Task description - Exactly as written, retype the listing below, omitting the pictures.

** begin Data provided **

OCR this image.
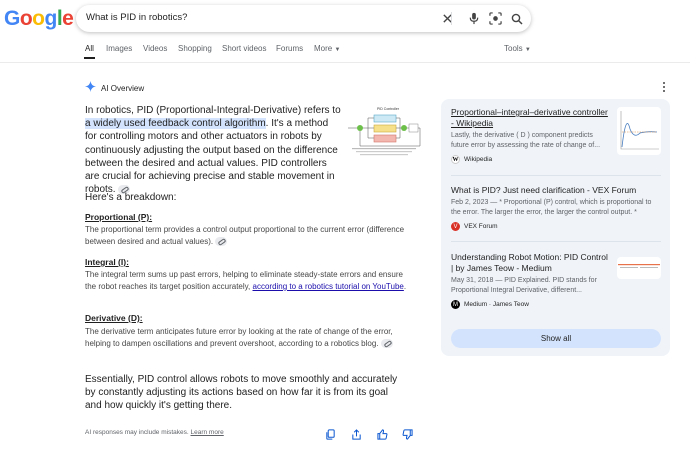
Google What is PID in robotics?
All Images Videos Shopping Short videos Forums More ▼	Tools ▼
AI Overview
In robotics, PID (Proportional-Integral-Derivative) refers to a widely used feedback control algorithm. It's a method for controlling motors and other actuators in robots by continuously adjusting the output based on the difference between the desired and actual values. PID controllers are crucial for achieving precise and stable movement in robots.
PID Controller
Here's a breakdown:
Proportional (P):
The proportional term provides a control output proportional to the current error (difference between desired and actual values).
Integral (I):
The integral term sums up past errors, helping to eliminate steady-state errors and ensure the robot reaches its target position accurately, according to a robotics tutorial on YouTube.
Derivative (D):
The derivative term anticipates future error by looking at the rate of change of the error, helping to dampen oscillations and prevent overshoot, according to a robotics blog.
Essentially, PID control allows robots to move smoothly and accurately by constantly adjusting its actions based on how far it is from its goal and how quickly it's getting there.
AI responses may include mistakes. Learn more
Proportional–integral–derivative controller - Wikipedia
Lastly, the derivative ( D ) component predicts future error by assessing the rate of change of...
W Wikipedia
What is PID? Just need clarification - VEX Forum
Feb 2, 2023 — * Proportional (P) control, which is proportional to the error. The larger the error, the larger the control output. *
V	VEX Forum
Understanding Robot Motion: PID Control | by James Teow - Medium
May 31, 2018 — PID Explained. PID stands for Proportional Integral Derivative, different...
M Medium · James Teow
Show all
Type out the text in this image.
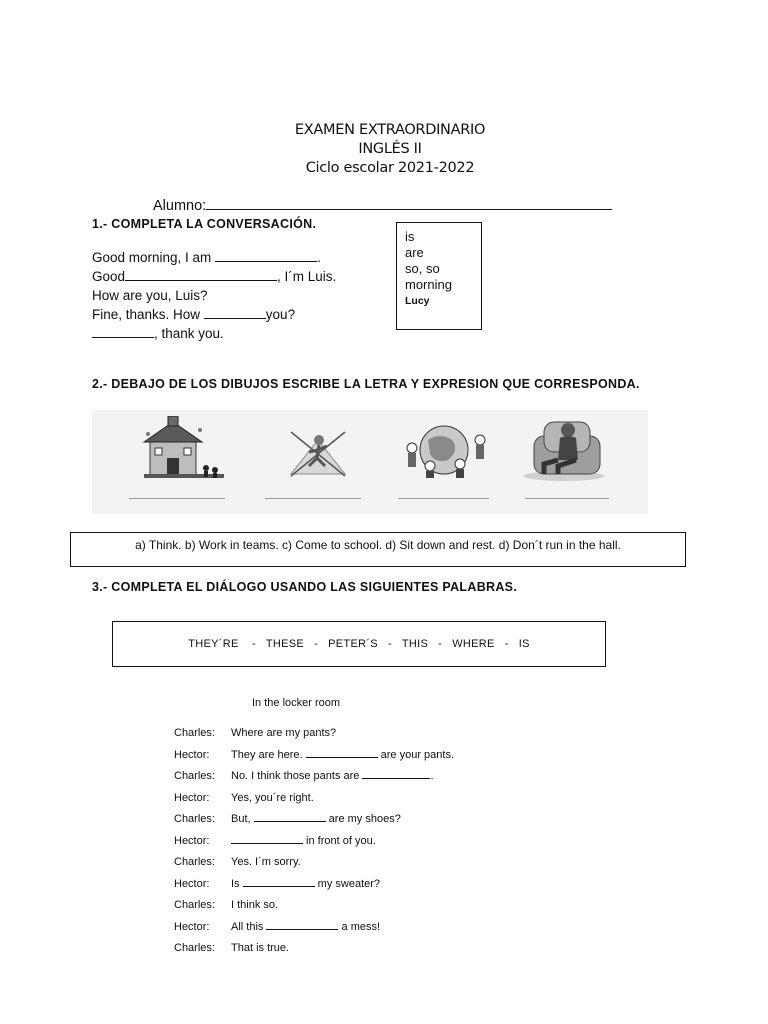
EXAMEN EXTRAORDINARIO
INGLÉS II
Ciclo escolar 2021-2022
Alumno:
1.- COMPLETA LA CONVERSACIÓN.
Good morning, I am	.
Good	, I´m Luis.
How are you, Luis?
Fine, thanks. How	you?
, thank you.
is
are
so, so
morning
Lucy
2.- DEBAJO DE LOS DIBUJOS ESCRIBE LA LETRA Y EXPRESION QUE CORRESPONDA.
a) Think. b) Work in teams. c) Come to school. d) Sit down and rest. d) Don´t run in the hall.
3.- COMPLETA EL DIÁLOGO USANDO LAS SIGUIENTES PALABRAS.
THEY´RE    -   THESE   -   PETER´S   -   THIS   -   WHERE   -   IS
In the locker room
Charles: Where are my pants?
Hector: They are here.	are your pants.
Charles: No. I think those pants are	.
Hector: Yes, you´re right.
Charles: But,	are my shoes?
Hector:	in front of you.
Charles: Yes. I´m sorry.
Hector: Is	my sweater?
Charles: I think so.
Hector: All this	a mess!
Charles: That is true.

** end Data provided **

Answer below -
OCR this image.
Google What is PID in robotics?
All Images Videos Shopping Short videos Forums More ▼	Tools ▼
AI Overview
In robotics, PID (Proportional-Integral-Derivative) refers to a widely used feedback control algorithm. It's a method for controlling motors and other actuators in robots by continuously adjusting the output based on the difference between the desired and actual values. PID controllers are crucial for achieving precise and stable movement in robots.
PID Controller
Here's a breakdown:
Proportional (P):
The proportional term provides a control output proportional to the current error (difference between desired and actual values).
Integral (I):
The integral term sums up past errors, helping to eliminate steady-state errors and ensure the robot reaches its target position accurately, according to a robotics tutorial on YouTube.
Derivative (D):
The derivative term anticipates future error by looking at the rate of change of the error, helping to dampen oscillations and prevent overshoot, according to a robotics blog.
Essentially, PID control allows robots to move smoothly and accurately by constantly adjusting its actions based on how far it is from its goal and how quickly it's getting there.
AI responses may include mistakes. Learn more
Proportional–integral–derivative controller - Wikipedia
Lastly, the derivative ( D ) component predicts future error by assessing the rate of change of...
W Wikipedia
What is PID? Just need clarification - VEX Forum
Feb 2, 2023 — * Proportional (P) control, which is proportional to the error. The larger the error, the larger the control output. *
V	VEX Forum
Understanding Robot Motion: PID Control | by James Teow - Medium
May 31, 2018 — PID Explained. PID stands for Proportional Integral Derivative, different...
M Medium · James Teow
Show all
Type out the text in this image.
EXAMEN EXTRAORDINARIO
INGLÉS II
Ciclo escolar 2021-2022
Alumno:
1.- COMPLETA LA CONVERSACIÓN.
Good morning, I am	.
Good	, I´m Luis.
How are you, Luis?
Fine, thanks. How	you?
, thank you.
is
are
so, so
morning
Lucy
2.- DEBAJO DE LOS DIBUJOS ESCRIBE LA LETRA Y EXPRESION QUE CORRESPONDA.
a) Think. b) Work in teams. c) Come to school. d) Sit down and rest. d) Don´t run in the hall.
3.- COMPLETA EL DIÁLOGO USANDO LAS SIGUIENTES PALABRAS.
THEY´RE    -   THESE   -   PETER´S   -   THIS   -   WHERE   -   IS
In the locker room
Charles: Where are my pants?
Hector: They are here.	are your pants.
Charles: No. I think those pants are	.
Hector: Yes, you´re right.
Charles: But,	are my shoes?
Hector:	in front of you.
Charles: Yes. I´m sorry.
Hector: Is	my sweater?
Charles: I think so.
Hector: All this	a mess!
Charles: That is true.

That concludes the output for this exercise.